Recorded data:
* * * * * * * * *
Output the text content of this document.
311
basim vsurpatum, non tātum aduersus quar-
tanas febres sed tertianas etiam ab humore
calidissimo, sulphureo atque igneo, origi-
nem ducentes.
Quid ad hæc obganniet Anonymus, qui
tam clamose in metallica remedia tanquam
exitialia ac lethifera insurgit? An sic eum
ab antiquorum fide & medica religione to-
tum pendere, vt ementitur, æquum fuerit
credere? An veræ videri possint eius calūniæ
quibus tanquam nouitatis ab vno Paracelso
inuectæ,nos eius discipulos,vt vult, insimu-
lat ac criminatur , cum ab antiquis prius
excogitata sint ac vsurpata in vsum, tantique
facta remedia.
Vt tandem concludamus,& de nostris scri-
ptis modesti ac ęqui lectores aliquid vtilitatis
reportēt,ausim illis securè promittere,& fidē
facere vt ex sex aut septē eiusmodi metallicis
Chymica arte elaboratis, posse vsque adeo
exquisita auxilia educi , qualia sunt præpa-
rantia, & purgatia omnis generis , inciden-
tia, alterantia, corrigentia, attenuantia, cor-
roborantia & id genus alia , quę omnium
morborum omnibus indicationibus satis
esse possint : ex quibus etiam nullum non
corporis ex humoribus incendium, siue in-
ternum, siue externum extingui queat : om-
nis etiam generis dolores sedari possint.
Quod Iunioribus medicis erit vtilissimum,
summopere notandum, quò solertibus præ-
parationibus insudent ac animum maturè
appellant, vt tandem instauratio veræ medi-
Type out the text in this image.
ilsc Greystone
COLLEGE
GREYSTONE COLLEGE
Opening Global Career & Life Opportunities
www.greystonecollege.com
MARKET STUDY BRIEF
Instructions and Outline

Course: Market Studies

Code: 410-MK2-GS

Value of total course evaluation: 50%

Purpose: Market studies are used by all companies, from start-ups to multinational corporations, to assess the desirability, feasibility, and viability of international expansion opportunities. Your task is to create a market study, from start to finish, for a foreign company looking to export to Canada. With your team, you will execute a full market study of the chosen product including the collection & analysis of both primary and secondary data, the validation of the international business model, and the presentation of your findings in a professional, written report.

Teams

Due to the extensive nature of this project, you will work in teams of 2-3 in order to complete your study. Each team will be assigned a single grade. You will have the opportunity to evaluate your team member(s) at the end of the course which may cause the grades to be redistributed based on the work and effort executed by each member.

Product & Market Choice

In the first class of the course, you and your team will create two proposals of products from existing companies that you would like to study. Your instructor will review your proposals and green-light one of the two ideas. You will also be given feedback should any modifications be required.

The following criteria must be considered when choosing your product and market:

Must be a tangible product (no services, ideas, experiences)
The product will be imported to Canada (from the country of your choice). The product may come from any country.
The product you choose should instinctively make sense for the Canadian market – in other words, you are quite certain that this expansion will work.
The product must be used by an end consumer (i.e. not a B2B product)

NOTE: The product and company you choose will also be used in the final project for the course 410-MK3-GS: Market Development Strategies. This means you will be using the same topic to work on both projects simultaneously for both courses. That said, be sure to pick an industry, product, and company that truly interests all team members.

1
* * * * * * * * *
Work required: Count the lines in the records above that contain the word "etiam", and give only the number.

The answer: 3